**WRITTEN REQUEST**. Repeat the records below exactly as they appear.

**SUPPLIED RECORDS**.
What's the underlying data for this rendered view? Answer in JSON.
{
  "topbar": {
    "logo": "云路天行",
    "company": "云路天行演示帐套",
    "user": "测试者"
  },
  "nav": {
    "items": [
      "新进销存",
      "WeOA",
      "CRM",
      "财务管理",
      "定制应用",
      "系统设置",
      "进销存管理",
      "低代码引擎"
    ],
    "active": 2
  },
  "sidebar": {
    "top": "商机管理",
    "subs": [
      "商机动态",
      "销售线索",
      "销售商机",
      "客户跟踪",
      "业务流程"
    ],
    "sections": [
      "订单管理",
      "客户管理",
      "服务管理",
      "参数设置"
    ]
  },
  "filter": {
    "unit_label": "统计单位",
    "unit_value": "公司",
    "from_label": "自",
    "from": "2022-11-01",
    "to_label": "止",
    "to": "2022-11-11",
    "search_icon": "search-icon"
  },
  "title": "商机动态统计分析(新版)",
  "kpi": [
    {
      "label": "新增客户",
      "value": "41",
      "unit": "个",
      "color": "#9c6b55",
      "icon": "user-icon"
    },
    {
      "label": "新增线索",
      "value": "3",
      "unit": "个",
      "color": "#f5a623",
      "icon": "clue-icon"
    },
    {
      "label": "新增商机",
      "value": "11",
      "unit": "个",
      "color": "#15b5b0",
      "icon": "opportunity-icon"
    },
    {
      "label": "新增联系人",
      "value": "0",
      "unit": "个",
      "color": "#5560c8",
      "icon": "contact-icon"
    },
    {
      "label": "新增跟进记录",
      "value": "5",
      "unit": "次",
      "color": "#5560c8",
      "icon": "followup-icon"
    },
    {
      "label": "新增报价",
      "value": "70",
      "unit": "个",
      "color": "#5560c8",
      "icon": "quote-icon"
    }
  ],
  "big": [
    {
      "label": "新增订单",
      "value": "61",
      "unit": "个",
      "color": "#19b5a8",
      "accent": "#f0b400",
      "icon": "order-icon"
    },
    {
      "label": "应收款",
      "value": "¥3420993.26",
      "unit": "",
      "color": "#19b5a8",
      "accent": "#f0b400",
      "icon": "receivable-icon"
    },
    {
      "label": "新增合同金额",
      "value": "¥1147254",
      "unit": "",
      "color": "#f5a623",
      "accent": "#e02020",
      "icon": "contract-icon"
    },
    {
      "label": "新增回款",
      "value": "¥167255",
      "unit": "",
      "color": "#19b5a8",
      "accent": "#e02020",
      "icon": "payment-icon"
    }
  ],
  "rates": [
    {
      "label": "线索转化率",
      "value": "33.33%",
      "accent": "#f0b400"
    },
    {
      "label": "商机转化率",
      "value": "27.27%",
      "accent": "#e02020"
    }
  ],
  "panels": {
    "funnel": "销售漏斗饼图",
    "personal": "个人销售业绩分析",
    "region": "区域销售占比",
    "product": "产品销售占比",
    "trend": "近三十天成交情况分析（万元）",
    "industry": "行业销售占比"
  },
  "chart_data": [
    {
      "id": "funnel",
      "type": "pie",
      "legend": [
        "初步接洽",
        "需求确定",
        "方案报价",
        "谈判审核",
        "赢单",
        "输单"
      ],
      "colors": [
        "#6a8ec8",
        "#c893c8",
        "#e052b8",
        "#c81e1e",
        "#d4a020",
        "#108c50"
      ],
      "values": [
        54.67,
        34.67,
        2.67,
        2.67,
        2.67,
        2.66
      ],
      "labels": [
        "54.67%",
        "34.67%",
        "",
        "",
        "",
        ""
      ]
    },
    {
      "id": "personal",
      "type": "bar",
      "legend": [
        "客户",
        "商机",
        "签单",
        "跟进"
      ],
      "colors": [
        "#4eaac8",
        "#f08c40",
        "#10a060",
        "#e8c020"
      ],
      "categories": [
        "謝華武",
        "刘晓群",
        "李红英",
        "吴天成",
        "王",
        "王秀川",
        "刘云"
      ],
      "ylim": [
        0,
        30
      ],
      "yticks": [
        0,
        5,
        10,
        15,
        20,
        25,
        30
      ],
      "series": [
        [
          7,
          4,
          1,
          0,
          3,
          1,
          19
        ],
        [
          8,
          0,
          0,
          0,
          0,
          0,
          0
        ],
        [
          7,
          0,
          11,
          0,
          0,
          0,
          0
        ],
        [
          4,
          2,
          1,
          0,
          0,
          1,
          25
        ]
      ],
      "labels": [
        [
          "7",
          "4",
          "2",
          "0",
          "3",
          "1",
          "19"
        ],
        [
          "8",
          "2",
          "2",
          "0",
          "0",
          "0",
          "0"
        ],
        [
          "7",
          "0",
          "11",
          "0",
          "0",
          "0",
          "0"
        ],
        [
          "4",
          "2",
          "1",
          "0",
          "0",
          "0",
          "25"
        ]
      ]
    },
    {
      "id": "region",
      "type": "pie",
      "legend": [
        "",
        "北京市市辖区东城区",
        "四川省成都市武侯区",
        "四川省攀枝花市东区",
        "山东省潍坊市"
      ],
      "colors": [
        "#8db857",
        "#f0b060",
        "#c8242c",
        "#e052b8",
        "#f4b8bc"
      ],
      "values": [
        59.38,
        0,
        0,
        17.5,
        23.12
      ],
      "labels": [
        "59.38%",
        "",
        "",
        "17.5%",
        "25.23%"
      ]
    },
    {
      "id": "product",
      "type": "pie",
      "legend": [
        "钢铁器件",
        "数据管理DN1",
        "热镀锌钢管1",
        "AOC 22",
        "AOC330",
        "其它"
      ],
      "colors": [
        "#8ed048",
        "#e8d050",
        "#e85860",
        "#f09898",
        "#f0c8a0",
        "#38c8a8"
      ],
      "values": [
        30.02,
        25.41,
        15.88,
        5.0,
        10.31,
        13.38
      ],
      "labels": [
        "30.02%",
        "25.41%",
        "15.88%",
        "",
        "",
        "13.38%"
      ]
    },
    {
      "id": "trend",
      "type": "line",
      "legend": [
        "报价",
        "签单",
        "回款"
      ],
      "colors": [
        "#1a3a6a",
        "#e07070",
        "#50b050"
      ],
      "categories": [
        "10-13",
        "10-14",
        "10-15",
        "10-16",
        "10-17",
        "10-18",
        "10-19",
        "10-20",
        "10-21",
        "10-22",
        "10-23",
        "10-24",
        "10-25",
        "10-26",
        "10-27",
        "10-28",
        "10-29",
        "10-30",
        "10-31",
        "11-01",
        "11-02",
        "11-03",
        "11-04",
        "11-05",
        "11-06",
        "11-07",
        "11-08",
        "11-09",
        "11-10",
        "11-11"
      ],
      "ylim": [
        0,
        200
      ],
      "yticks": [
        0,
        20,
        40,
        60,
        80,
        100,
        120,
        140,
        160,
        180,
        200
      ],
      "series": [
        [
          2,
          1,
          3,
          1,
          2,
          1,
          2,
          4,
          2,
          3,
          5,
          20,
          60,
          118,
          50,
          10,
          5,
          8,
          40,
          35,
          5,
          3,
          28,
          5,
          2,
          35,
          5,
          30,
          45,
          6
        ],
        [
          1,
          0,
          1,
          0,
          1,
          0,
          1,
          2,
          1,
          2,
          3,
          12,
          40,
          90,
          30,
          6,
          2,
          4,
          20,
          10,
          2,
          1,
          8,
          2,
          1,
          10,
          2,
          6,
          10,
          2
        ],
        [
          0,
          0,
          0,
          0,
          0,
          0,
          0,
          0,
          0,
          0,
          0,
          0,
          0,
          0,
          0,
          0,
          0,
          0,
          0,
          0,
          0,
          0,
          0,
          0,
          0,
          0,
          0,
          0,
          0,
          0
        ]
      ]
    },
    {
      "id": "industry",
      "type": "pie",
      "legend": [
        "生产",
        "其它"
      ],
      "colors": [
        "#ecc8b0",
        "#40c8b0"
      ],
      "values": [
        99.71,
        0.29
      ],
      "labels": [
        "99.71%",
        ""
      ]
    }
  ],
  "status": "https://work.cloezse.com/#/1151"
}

**PROBLEM SOLUTION**.
What's the underlying data for this rendered view? Answer in JSON.
{
  "topbar": {
    "logo": "云路天行",
    "company": "云路天行演示帐套",
    "user": "测试者"
  },
  "nav": {
    "items": [
      "新进销存",
      "WeOA",
      "CRM",
      "财务管理",
      "定制应用",
      "系统设置",
      "进销存管理",
      "低代码引擎"
    ],
    "active": 2
  },
  "sidebar": {
    "top": "商机管理",
    "subs": [
      "商机动态",
      "销售线索",
      "销售商机",
      "客户跟踪",
      "业务流程"
    ],
    "sections": [
      "订单管理",
      "客户管理",
      "服务管理",
      "参数设置"
    ]
  },
  "filter": {
    "unit_label": "统计单位",
    "unit_value": "公司",
    "from_label": "自",
    "from": "2022-11-01",
    "to_label": "止",
    "to": "2022-11-11",
    "search_icon": "search-icon"
  },
  "title": "商机动态统计分析(新版)",
  "kpi": [
    {
      "label": "新增客户",
      "value": "41",
      "unit": "个",
      "color": "#9c6b55",
      "icon": "user-icon"
    },
    {
      "label": "新增线索",
      "value": "3",
      "unit": "个",
      "color": "#f5a623",
      "icon": "clue-icon"
    },
    {
      "label": "新增商机",
      "value": "11",
      "unit": "个",
      "color": "#15b5b0",
      "icon": "opportunity-icon"
    },
    {
      "label": "新增联系人",
      "value": "0",
      "unit": "个",
      "color": "#5560c8",
      "icon": "contact-icon"
    },
    {
      "label": "新增跟进记录",
      "value": "5",
      "unit": "次",
      "color": "#5560c8",
      "icon": "followup-icon"
    },
    {
      "label": "新增报价",
      "value": "70",
      "unit": "个",
      "color": "#5560c8",
      "icon": "quote-icon"
    }
  ],
  "big": [
    {
      "label": "新增订单",
      "value": "61",
      "unit": "个",
      "color": "#19b5a8",
      "accent": "#f0b400",
      "icon": "order-icon"
    },
    {
      "label": "应收款",
      "value": "¥3420993.26",
      "unit": "",
      "color": "#19b5a8",
      "accent": "#f0b400",
      "icon": "receivable-icon"
    },
    {
      "label": "新增合同金额",
      "value": "¥1147254",
      "unit": "",
      "color": "#f5a623",
      "accent": "#e02020",
      "icon": "contract-icon"
    },
    {
      "label": "新增回款",
      "value": "¥167255",
      "unit": "",
      "color": "#19b5a8",
      "accent": "#e02020",
      "icon": "payment-icon"
    }
  ],
  "rates": [
    {
      "label": "线索转化率",
      "value": "33.33%",
      "accent": "#f0b400"
    },
    {
      "label": "商机转化率",
      "value": "27.27%",
      "accent": "#e02020"
    }
  ],
  "panels": {
    "funnel": "销售漏斗饼图",
    "personal": "个人销售业绩分析",
    "region": "区域销售占比",
    "product": "产品销售占比",
    "trend": "近三十天成交情况分析（万元）",
    "industry": "行业销售占比"
  },
  "chart_data": [
    {
      "id": "funnel",
      "type": "pie",
      "legend": [
        "初步接洽",
        "需求确定",
        "方案报价",
        "谈判审核",
        "赢单",
        "输单"
      ],
      "colors": [
        "#6a8ec8",
        "#c893c8",
        "#e052b8",
        "#c81e1e",
        "#d4a020",
        "#108c50"
      ],
      "values": [
        54.67,
        34.67,
        2.67,
        2.67,
        2.67,
        2.66
      ],
      "labels": [
        "54.67%",
        "34.67%",
        "",
        "",
        "",
        ""
      ]
    },
    {
      "id": "personal",
      "type": "bar",
      "legend": [
        "客户",
        "商机",
        "签单",
        "跟进"
      ],
      "colors": [
        "#4eaac8",
        "#f08c40",
        "#10a060",
        "#e8c020"
      ],
      "categories": [
        "謝華武",
        "刘晓群",
        "李红英",
        "吴天成",
        "王",
        "王秀川",
        "刘云"
      ],
      "ylim": [
        0,
        30
      ],
      "yticks": [
        0,
        5,
        10,
        15,
        20,
        25,
        30
      ],
      "series": [
        [
          7,
          4,
          1,
          0,
          3,
          1,
          19
        ],
        [
          8,
          0,
          0,
          0,
          0,
          0,
          0
        ],
        [
          7,
          0,
          11,
          0,
          0,
          0,
          0
        ],
        [
          4,
          2,
          1,
          0,
          0,
          1,
          25
        ]
      ],
      "labels": [
        [
          "7",
          "4",
          "2",
          "0",
          "3",
          "1",
          "19"
        ],
        [
          "8",
          "2",
          "2",
          "0",
          "0",
          "0",
          "0"
        ],
        [
          "7",
          "0",
          "11",
          "0",
          "0",
          "0",
          "0"
        ],
        [
          "4",
          "2",
          "1",
          "0",
          "0",
          "0",
          "25"
        ]
      ]
    },
    {
      "id": "region",
      "type": "pie",
      "legend": [
        "",
        "北京市市辖区东城区",
        "四川省成都市武侯区",
        "四川省攀枝花市东区",
        "山东省潍坊市"
      ],
      "colors": [
        "#8db857",
        "#f0b060",
        "#c8242c",
        "#e052b8",
        "#f4b8bc"
      ],
      "values": [
        59.38,
        0,
        0,
        17.5,
        23.12
      ],
      "labels": [
        "59.38%",
        "",
        "",
        "17.5%",
        "25.23%"
      ]
    },
    {
      "id": "product",
      "type": "pie",
      "legend": [
        "钢铁器件",
        "数据管理DN1",
        "热镀锌钢管1",
        "AOC 22",
        "AOC330",
        "其它"
      ],
      "colors": [
        "#8ed048",
        "#e8d050",
        "#e85860",
        "#f09898",
        "#f0c8a0",
        "#38c8a8"
      ],
      "values": [
        30.02,
        25.41,
        15.88,
        5.0,
        10.31,
        13.38
      ],
      "labels": [
        "30.02%",
        "25.41%",
        "15.88%",
        "",
        "",
        "13.38%"
      ]
    },
    {
      "id": "trend",
      "type": "line",
      "legend": [
        "报价",
        "签单",
        "回款"
      ],
      "colors": [
        "#1a3a6a",
        "#e07070",
        "#50b050"
      ],
      "categories": [
        "10-13",
        "10-14",
        "10-15",
        "10-16",
        "10-17",
        "10-18",
        "10-19",
        "10-20",
        "10-21",
        "10-22",
        "10-23",
        "10-24",
        "10-25",
        "10-26",
        "10-27",
        "10-28",
        "10-29",
        "10-30",
        "10-31",
        "11-01",
        "11-02",
        "11-03",
        "11-04",
        "11-05",
        "11-06",
        "11-07",
        "11-08",
        "11-09",
        "11-10",
        "11-11"
      ],
      "ylim": [
        0,
        200
      ],
      "yticks": [
        0,
        20,
        40,
        60,
        80,
        100,
        120,
        140,
        160,
        180,
        200
      ],
      "series": [
        [
          2,
          1,
          3,
          1,
          2,
          1,
          2,
          4,
          2,
          3,
          5,
          20,
          60,
          118,
          50,
          10,
          5,
          8,
          40,
          35,
          5,
          3,
          28,
          5,
          2,
          35,
          5,
          30,
          45,
          6
        ],
        [
          1,
          0,
          1,
          0,
          1,
          0,
          1,
          2,
          1,
          2,
          3,
          12,
          40,
          90,
          30,
          6,
          2,
          4,
          20,
          10,
          2,
          1,
          8,
          2,
          1,
          10,
          2,
          6,
          10,
          2
        ],
        [
          0,
          0,
          0,
          0,
          0,
          0,
          0,
          0,
          0,
          0,
          0,
          0,
          0,
          0,
          0,
          0,
          0,
          0,
          0,
          0,
          0,
          0,
          0,
          0,
          0,
          0,
          0,
          0,
          0,
          0
        ]
      ]
    },
    {
      "id": "industry",
      "type": "pie",
      "legend": [
        "生产",
        "其它"
      ],
      "colors": [
        "#ecc8b0",
        "#40c8b0"
      ],
      "values": [
        99.71,
        0.29
      ],
      "labels": [
        "99.71%",
        ""
      ]
    }
  ],
  "status": "https://work.cloezse.com/#/1151"
}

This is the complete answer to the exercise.